(TASK): State the number of lines with the string "Vitamin" in them, and nothing else.

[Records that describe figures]
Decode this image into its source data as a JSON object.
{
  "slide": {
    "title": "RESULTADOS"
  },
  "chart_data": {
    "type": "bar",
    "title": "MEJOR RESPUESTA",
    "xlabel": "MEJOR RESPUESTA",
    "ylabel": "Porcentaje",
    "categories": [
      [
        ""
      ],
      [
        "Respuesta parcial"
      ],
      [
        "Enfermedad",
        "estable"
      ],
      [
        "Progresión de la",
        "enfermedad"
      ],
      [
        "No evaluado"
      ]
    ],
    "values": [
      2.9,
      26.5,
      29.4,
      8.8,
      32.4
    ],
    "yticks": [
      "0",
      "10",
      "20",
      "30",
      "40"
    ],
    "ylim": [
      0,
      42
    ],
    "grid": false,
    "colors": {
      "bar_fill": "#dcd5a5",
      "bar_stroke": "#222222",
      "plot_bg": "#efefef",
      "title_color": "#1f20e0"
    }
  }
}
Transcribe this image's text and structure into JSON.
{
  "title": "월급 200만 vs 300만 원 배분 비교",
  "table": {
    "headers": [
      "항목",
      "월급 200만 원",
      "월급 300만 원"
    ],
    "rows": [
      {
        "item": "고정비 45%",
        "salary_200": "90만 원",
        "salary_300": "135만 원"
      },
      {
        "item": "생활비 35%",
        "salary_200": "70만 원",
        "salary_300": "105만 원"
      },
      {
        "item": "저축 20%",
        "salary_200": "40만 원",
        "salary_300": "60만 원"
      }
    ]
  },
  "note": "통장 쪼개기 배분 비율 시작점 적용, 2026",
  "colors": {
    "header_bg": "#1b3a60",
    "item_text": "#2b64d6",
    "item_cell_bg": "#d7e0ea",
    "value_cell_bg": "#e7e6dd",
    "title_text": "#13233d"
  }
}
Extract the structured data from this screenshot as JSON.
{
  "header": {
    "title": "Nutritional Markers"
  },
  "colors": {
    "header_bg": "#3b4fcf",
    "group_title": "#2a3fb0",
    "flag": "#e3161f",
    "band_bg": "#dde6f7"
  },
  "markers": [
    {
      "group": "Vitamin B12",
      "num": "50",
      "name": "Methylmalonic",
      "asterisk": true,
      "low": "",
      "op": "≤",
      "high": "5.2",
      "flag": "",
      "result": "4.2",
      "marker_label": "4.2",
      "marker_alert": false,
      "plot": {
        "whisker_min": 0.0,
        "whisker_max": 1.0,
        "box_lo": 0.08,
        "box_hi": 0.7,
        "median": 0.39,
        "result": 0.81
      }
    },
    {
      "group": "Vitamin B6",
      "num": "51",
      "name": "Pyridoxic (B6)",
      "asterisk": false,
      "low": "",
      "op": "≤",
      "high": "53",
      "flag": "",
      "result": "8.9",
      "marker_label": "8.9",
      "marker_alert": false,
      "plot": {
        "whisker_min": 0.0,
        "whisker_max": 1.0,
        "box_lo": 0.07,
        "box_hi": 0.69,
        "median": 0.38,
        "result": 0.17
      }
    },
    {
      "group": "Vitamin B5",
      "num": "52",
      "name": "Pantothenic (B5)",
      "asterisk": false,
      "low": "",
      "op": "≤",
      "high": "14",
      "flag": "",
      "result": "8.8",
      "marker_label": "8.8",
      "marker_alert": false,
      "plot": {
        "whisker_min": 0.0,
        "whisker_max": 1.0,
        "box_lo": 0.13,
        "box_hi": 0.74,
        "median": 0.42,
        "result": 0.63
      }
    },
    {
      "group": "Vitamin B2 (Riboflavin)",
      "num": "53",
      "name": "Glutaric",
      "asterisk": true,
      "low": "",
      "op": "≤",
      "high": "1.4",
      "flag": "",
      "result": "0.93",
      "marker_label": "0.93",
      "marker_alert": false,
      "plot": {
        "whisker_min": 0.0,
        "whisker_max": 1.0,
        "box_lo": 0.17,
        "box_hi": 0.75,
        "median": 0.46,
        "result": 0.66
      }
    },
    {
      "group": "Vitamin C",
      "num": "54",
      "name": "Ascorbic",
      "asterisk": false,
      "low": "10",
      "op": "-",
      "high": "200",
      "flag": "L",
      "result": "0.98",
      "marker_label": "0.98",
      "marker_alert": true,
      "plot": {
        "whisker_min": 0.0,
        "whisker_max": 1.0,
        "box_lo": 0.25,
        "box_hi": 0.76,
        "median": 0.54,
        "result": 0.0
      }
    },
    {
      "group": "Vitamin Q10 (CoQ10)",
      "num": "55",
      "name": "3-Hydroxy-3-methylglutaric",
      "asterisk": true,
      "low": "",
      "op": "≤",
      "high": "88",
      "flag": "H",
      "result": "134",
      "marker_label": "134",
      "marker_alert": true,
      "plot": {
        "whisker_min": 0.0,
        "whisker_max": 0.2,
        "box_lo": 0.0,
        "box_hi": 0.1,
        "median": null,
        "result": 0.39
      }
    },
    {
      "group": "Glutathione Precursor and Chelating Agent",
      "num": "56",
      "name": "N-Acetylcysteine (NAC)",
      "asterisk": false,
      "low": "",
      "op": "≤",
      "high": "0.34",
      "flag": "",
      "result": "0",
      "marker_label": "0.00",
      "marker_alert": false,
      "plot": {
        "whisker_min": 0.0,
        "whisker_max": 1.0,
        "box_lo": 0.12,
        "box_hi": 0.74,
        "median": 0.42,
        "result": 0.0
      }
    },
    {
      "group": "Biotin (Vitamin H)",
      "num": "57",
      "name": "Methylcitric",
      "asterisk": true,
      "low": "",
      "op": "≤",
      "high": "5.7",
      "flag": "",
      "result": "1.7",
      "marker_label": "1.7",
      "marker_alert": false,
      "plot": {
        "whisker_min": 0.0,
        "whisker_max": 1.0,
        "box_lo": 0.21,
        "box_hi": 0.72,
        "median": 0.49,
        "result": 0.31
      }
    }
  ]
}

(ANSWER TO THE TASK): 7